Objective -
Only the lines holding the string "grid" are needed. Copy each one.

[Some records]
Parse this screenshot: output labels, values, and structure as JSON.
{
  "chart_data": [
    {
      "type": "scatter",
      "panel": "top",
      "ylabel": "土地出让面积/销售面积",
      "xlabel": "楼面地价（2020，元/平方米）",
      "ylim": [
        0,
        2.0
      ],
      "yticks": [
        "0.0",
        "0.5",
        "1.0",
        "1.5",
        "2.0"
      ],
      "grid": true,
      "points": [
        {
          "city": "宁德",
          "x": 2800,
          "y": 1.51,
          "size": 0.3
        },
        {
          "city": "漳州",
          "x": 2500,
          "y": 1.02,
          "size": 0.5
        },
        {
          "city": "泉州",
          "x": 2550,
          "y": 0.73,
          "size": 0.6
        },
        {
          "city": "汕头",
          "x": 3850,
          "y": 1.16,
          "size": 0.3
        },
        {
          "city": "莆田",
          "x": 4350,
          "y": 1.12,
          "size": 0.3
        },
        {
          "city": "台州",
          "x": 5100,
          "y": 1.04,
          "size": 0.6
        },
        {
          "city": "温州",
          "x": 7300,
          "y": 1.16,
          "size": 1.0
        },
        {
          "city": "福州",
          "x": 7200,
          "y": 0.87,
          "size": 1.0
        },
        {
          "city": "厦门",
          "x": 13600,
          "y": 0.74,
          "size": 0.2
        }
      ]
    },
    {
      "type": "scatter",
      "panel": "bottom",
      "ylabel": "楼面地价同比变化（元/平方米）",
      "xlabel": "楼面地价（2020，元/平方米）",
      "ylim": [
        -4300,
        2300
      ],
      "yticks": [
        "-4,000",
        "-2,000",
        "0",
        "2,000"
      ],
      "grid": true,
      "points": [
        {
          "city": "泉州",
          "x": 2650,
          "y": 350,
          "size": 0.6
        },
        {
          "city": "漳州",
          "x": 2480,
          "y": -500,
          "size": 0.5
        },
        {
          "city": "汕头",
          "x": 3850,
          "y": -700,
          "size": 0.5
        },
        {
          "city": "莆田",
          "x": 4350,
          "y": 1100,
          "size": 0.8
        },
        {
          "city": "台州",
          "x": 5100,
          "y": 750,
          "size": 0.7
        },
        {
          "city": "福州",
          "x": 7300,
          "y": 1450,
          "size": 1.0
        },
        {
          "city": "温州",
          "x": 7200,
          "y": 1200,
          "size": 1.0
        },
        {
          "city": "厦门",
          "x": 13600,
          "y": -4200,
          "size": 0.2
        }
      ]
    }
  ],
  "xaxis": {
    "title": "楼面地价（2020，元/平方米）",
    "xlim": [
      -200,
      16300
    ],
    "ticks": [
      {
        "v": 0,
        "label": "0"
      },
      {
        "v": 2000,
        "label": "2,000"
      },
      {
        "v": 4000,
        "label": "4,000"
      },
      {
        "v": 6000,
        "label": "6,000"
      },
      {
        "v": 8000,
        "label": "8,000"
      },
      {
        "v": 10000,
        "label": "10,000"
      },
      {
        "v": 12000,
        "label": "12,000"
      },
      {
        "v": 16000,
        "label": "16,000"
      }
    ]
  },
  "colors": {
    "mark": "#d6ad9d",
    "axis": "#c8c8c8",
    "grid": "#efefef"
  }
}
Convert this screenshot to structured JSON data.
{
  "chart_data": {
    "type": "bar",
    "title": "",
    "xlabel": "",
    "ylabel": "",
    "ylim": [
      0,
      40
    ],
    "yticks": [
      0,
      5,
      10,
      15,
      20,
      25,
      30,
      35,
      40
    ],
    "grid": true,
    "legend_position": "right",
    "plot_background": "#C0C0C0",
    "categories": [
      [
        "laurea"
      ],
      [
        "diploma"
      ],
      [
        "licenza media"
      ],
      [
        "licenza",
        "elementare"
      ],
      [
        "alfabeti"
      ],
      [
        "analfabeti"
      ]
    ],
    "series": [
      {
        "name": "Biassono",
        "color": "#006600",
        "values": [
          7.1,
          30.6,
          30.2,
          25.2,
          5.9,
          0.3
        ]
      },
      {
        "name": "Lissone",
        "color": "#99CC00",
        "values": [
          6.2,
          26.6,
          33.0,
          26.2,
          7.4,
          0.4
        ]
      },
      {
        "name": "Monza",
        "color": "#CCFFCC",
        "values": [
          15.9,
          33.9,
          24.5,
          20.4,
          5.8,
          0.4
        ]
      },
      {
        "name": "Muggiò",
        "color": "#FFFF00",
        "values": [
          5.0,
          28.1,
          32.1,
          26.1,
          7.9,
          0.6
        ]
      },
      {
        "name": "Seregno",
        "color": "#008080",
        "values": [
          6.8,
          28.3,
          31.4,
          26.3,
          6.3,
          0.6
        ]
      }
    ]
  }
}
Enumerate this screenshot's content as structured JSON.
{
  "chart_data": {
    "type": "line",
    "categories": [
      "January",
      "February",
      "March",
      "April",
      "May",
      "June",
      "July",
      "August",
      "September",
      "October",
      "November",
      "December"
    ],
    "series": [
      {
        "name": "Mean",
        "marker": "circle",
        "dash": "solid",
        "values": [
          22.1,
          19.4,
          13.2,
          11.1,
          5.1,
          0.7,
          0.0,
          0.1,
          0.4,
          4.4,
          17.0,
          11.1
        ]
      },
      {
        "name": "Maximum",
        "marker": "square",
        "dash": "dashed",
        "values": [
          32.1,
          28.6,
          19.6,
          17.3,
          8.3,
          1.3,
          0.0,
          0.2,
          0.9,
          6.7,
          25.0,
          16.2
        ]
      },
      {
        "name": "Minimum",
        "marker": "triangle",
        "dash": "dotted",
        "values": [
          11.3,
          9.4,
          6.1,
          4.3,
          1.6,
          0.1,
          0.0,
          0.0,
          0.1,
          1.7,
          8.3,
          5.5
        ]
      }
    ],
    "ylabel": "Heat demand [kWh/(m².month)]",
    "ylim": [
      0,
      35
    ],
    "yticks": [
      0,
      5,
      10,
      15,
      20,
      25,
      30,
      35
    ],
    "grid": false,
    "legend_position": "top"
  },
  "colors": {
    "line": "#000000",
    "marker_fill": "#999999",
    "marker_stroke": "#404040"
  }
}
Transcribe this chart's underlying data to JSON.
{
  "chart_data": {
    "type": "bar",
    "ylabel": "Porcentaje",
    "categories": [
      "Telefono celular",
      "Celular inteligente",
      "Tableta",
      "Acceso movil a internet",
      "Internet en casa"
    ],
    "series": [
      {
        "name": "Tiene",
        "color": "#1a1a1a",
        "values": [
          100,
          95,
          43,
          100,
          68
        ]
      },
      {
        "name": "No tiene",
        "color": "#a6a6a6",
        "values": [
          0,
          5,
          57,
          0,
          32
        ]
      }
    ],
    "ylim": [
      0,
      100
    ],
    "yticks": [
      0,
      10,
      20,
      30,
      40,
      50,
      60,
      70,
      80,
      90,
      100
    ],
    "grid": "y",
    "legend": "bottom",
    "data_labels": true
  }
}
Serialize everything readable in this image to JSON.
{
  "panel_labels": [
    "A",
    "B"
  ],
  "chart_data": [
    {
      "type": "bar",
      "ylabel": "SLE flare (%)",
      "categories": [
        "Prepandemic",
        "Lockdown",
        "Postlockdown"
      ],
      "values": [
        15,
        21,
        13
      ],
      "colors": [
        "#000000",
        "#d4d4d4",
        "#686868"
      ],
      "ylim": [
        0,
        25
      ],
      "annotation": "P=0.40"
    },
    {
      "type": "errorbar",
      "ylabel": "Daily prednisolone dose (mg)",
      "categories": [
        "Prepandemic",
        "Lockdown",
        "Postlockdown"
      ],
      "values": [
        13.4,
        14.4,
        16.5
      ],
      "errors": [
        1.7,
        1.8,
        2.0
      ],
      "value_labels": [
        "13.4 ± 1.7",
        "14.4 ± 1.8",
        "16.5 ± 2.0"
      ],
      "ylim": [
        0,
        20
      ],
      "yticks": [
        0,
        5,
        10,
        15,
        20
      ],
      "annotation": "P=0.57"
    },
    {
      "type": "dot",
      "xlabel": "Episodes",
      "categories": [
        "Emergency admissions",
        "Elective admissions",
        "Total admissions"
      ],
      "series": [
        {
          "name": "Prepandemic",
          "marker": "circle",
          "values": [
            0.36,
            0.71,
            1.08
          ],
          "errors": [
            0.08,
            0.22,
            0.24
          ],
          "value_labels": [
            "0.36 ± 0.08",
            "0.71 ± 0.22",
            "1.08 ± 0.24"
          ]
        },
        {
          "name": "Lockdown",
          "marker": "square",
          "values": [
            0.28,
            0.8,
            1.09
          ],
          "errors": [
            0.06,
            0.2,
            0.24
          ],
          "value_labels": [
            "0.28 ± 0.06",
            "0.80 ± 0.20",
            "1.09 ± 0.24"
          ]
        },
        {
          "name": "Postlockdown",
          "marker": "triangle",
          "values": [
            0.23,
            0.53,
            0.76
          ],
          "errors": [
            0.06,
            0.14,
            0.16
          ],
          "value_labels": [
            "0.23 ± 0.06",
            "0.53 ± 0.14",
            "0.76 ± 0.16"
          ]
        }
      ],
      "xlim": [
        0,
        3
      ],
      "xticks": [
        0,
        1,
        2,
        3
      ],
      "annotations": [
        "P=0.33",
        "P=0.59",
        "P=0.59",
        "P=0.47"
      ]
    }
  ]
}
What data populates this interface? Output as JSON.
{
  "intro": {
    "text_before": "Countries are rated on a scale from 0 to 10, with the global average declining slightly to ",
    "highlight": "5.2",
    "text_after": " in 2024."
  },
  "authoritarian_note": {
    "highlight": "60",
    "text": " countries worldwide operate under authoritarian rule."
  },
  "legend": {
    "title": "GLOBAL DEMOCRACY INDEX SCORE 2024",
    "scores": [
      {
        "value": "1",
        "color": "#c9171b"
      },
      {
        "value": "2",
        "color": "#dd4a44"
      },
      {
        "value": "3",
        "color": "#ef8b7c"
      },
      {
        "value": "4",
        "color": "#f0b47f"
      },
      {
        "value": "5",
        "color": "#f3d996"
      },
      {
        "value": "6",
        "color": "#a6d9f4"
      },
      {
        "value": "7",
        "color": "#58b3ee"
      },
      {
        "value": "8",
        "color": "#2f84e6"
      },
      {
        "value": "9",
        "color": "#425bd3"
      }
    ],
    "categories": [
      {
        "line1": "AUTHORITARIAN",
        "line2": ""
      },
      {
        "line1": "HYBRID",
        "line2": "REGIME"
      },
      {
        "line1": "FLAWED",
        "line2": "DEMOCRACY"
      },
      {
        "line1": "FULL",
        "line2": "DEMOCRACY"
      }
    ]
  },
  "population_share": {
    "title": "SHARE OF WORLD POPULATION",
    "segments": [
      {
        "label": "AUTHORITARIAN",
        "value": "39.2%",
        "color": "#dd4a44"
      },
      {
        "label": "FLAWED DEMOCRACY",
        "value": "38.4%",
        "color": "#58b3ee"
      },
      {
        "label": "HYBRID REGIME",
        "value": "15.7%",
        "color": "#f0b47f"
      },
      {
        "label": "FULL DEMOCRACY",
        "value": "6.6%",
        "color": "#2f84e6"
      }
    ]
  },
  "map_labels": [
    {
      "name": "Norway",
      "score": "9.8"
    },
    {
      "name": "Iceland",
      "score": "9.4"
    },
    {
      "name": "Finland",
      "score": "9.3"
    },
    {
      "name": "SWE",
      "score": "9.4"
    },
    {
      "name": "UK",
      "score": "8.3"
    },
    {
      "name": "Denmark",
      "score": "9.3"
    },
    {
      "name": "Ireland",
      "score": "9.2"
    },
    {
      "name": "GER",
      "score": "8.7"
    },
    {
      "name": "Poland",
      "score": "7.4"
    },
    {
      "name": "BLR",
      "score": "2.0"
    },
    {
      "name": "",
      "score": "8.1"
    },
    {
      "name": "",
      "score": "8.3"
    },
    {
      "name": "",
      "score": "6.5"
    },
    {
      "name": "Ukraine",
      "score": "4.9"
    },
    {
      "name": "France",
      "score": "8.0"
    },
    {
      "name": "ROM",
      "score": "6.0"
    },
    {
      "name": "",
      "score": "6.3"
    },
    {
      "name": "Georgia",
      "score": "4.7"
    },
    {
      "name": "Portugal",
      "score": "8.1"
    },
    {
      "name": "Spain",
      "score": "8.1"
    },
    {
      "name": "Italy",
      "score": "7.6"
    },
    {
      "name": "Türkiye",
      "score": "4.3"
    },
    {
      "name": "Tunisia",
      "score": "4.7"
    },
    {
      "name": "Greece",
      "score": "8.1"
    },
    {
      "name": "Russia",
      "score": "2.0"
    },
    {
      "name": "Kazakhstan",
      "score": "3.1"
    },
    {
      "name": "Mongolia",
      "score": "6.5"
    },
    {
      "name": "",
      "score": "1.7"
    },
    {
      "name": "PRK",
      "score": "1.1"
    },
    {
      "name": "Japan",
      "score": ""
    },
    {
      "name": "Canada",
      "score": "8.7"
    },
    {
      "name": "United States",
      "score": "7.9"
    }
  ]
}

Solved problem -
      "grid": true,
      "grid": true,
    "grid": "#efefef"
    "grid": true,
    "grid": false,
    "grid": "y",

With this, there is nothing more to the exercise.